> [SHORT EXERCISE]
Nothing other than the lines from the one containing "What data populates" through the close of the entries below should be printed, each exactly.

> [DATASET RECORDS]
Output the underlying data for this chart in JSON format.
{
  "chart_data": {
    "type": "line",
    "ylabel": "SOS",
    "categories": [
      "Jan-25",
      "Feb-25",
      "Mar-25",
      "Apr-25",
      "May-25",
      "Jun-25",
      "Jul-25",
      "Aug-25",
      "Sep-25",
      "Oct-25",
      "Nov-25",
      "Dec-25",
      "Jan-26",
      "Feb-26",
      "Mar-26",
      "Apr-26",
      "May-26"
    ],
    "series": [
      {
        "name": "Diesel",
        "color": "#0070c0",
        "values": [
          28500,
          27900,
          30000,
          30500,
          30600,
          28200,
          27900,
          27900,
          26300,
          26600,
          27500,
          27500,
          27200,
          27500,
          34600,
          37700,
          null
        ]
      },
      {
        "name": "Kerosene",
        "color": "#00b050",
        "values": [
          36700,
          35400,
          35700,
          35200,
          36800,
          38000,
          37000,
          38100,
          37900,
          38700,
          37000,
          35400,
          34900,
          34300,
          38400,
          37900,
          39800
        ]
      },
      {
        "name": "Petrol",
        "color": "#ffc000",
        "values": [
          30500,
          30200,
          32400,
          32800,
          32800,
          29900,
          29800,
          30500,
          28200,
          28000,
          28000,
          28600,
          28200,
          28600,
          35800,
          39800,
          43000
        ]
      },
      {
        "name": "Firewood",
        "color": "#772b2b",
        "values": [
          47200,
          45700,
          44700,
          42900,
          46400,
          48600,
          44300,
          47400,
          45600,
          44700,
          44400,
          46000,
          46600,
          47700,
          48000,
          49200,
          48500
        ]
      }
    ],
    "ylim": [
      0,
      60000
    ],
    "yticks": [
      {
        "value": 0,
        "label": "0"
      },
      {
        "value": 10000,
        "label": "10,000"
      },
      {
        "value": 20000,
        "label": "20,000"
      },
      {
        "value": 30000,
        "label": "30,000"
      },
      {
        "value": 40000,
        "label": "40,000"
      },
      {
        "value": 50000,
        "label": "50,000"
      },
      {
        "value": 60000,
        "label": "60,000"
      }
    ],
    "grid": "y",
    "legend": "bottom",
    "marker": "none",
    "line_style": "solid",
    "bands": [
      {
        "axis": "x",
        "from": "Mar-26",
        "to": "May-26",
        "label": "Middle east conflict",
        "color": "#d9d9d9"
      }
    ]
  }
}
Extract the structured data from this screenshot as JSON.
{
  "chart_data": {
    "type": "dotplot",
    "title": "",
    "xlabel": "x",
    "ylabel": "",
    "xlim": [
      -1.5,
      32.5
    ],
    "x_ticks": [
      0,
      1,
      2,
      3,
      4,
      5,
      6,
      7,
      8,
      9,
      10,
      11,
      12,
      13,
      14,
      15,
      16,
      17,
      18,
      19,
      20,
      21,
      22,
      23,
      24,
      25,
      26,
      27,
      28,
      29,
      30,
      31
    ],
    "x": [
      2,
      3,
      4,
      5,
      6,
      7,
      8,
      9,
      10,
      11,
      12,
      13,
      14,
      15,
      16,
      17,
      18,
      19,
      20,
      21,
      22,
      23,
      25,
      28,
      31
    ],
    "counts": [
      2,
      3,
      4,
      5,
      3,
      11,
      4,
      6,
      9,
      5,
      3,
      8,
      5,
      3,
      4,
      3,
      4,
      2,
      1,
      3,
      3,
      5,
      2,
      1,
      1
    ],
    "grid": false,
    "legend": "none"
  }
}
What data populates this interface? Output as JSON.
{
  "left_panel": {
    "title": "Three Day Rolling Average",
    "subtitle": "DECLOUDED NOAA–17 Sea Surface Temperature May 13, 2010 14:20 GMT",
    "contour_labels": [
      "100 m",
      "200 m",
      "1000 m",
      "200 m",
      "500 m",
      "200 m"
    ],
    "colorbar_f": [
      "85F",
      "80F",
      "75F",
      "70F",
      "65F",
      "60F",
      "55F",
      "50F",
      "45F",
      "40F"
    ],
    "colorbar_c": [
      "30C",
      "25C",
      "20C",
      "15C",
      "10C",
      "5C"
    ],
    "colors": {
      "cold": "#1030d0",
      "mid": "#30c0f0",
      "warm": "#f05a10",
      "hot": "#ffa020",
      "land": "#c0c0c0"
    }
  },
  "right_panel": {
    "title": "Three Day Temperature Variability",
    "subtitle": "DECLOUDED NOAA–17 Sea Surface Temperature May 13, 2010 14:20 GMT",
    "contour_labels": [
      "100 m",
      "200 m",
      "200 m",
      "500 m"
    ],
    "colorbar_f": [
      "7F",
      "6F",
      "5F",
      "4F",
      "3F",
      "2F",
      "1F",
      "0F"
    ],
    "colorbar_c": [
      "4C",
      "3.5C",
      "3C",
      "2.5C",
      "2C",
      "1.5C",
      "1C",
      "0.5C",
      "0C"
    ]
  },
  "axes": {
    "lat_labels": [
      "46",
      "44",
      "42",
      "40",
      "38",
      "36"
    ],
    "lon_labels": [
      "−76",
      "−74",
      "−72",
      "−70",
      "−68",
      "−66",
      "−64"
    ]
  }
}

> [CORRECT RESPONSE]
What data populates this interface? Output as JSON.
{
  "left_panel": {
    "title": "Three Day Rolling Average",
    "subtitle": "DECLOUDED NOAA–17 Sea Surface Temperature May 13, 2010 14:20 GMT",
    "contour_labels": [
      "100 m",
      "200 m",
      "1000 m",
      "200 m",
      "500 m",
      "200 m"
    ],
    "colorbar_f": [
      "85F",
      "80F",
      "75F",
      "70F",
      "65F",
      "60F",
      "55F",
      "50F",
      "45F",
      "40F"
    ],
    "colorbar_c": [
      "30C",
      "25C",
      "20C",
      "15C",
      "10C",
      "5C"
    ],
    "colors": {
      "cold": "#1030d0",
      "mid": "#30c0f0",
      "warm": "#f05a10",
      "hot": "#ffa020",
      "land": "#c0c0c0"
    }
  },
  "right_panel": {
    "title": "Three Day Temperature Variability",
    "subtitle": "DECLOUDED NOAA–17 Sea Surface Temperature May 13, 2010 14:20 GMT",
    "contour_labels": [
      "100 m",
      "200 m",
      "200 m",
      "500 m"
    ],
    "colorbar_f": [
      "7F",
      "6F",
      "5F",
      "4F",
      "3F",
      "2F",
      "1F",
      "0F"
    ],
    "colorbar_c": [
      "4C",
      "3.5C",
      "3C",
      "2.5C",
      "2C",
      "1.5C",
      "1C",
      "0.5C",
      "0C"
    ]
  },
  "axes": {
    "lat_labels": [
      "46",
      "44",
      "42",
      "40",
      "38",
      "36"
    ],
    "lon_labels": [
      "−76",
      "−74",
      "−72",
      "−70",
      "−68",
      "−66",
      "−64"
    ]
  }
}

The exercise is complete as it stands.